#### Set exercise:
Tell whether each of these statements agrees with the passage on Simões's education, giving yes or no with the words of the passage that decide it, quoted exactly: 1. Simões completed his B.Sc. degree in 1985. 2. His Senior Design was a modem for interfacing an 8086 microprocessor. 3. Prof. Waldir Pó taught him electrical machines and energy conversion.

#### Document passage:
>> start
Simões was enrolled in an evening Catholic high school from 1978 to 1980, "Liceu Coração de Jesus", where he learned electronics as part of a technician degree. At that time, there was a job market for electronic technicians in Brazil, but he wanted to study further, and become an engineer. Therefore, in 1980, Simões took the entrance exams (FUVEST) for the University of São Paulo (USP) and was admitted as a student in "Escola Politécnica da Universidade de São Paulo (EPUSP)". He completed his B.Sc. degree in 1985. In 1982 he was admitted to the Electrical Engineering Department of EPUSP and started an internship at FDTE - Fundação para o Desenvolvimento Tecnológico da Engenharia. From 1984 to 1985, he focused his expertise in telecommunications, antennas, high frequency, analog, and digital circuits design. His Senior Design in 1985 was a modem with analog and digital circuits implemented for interfacing an 8085 microprocessor, operating on a regular telephone connection. Such a system was made before the age of computers connected on telephone lines via modems. During his four years internship for FDTE, he was learning with senior engineers how to design DC-DC converters and off-line switching mode power supplies, using Phillips manuals for TV flyback circuits and National Instruments handbooks. Those power converters were built and implemented in railroad automation (FEPASA), as well as in the São Paulo Metro subway system. In 1985 Simões graduated from EPUSP and worked as an engineer for a few years with FDTE. He was inspired by several faculty from EPUSP, for example, Prof. Luiz de Queiroz Orsini who taught him modern computer-based electrical and electronics circuits analysis (that time with mainframes, and later on MAC's and PC's), José Roberto Cardoso who taught electrical machines and energy conversion. Simões also learned a lot from Prof. Edson Benedicto Ramos Féris and Prof. Guido Stolfi techniques for analog high-frequency circuit designer. During the Senior year (1985) Simões attended a course from Prof. Waldir Pó on introduction to Power Electronics, where the principles of utilizing thyristors, diodes, and transistors, to control electrical circuits for energy conversion was a transformation in how Simões wanted to further his career, giving him a strong motivation to learn and understand power electronics for controlling machines, ac-dc, dc-ac, and dc-dc power conversion.
>> end
#### Provided data:
>> start
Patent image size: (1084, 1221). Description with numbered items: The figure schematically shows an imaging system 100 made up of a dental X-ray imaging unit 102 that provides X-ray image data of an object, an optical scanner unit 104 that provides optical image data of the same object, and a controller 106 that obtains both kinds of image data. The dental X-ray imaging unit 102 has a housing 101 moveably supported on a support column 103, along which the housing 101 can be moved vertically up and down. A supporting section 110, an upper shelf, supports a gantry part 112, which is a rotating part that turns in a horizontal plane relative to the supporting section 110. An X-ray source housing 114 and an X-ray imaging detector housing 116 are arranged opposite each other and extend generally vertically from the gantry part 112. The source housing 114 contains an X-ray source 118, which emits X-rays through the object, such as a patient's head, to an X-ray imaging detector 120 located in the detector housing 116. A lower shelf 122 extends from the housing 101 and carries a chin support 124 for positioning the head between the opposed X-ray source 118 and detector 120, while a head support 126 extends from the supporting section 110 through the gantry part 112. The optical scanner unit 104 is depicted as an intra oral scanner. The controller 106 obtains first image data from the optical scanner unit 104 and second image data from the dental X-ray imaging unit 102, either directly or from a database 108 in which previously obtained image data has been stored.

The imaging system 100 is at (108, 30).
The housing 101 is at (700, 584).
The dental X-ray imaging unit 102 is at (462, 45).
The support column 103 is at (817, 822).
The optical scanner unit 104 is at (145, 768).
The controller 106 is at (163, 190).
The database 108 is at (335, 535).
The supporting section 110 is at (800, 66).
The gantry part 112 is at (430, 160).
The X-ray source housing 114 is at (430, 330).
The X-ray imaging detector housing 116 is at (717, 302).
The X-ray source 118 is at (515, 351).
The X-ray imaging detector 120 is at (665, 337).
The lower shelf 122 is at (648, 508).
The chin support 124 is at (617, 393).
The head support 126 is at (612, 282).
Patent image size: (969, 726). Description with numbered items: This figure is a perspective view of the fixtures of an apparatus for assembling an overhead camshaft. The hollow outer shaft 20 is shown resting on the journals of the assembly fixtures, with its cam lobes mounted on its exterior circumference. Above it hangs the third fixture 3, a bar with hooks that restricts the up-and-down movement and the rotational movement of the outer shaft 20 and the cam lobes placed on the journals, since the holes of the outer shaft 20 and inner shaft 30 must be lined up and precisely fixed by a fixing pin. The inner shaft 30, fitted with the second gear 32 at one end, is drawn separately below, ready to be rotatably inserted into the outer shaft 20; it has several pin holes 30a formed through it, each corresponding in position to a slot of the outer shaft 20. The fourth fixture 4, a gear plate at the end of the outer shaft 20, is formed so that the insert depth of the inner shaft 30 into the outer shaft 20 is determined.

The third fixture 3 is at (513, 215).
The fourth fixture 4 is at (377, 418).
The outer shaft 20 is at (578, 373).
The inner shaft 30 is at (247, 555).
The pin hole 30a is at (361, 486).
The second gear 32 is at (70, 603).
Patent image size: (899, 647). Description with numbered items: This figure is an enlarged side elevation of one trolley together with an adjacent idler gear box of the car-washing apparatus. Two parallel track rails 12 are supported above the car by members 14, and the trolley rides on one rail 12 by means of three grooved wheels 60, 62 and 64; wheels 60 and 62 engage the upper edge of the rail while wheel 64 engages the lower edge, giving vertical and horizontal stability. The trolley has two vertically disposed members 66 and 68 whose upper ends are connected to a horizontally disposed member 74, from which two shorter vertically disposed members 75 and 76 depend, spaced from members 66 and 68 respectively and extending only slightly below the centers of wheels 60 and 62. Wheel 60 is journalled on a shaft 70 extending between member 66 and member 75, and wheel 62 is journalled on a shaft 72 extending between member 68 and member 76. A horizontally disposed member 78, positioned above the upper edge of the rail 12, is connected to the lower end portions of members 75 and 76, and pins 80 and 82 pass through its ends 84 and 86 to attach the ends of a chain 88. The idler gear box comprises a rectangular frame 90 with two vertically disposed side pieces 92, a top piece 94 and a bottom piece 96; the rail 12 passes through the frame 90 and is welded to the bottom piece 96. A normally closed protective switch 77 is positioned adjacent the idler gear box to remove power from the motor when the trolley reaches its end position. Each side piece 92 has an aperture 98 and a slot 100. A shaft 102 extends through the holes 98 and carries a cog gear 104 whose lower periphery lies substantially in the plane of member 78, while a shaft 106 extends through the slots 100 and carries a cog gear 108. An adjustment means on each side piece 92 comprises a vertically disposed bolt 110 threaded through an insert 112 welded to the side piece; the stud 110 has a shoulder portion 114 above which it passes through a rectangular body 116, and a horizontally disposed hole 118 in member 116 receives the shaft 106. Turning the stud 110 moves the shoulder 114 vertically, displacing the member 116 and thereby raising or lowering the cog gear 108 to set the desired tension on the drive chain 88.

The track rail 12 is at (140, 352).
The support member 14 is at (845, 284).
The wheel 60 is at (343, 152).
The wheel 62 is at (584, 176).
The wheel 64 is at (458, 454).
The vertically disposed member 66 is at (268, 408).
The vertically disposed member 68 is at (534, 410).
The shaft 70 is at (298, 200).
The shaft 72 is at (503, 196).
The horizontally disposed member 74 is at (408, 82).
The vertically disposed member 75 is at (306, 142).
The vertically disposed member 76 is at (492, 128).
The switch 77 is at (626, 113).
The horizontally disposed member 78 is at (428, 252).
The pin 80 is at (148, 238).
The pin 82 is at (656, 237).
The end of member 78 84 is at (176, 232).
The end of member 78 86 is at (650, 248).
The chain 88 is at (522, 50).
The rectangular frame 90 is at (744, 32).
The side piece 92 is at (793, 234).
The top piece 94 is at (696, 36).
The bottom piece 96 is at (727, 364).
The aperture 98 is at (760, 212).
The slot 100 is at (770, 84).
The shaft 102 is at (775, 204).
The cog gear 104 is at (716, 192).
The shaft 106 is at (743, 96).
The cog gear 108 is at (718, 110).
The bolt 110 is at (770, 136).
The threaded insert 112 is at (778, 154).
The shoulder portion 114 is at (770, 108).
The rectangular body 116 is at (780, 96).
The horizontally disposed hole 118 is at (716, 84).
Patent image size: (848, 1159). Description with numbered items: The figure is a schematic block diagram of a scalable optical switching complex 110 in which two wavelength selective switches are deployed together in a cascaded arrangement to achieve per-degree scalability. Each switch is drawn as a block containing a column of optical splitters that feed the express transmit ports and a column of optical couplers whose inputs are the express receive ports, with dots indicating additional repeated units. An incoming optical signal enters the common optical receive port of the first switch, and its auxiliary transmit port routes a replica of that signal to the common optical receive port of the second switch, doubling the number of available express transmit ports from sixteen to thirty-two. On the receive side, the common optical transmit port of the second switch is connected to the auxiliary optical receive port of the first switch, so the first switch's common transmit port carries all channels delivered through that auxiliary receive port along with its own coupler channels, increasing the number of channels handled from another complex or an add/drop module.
>> end
#### Exercise solution:
1. Yes: "He completed his B.Sc. degree in 1985."
2. No: "implemented for interfacing an 8085 microprocessor"
3. No: "José Roberto Cardoso who taught electrical machines and energy conversion"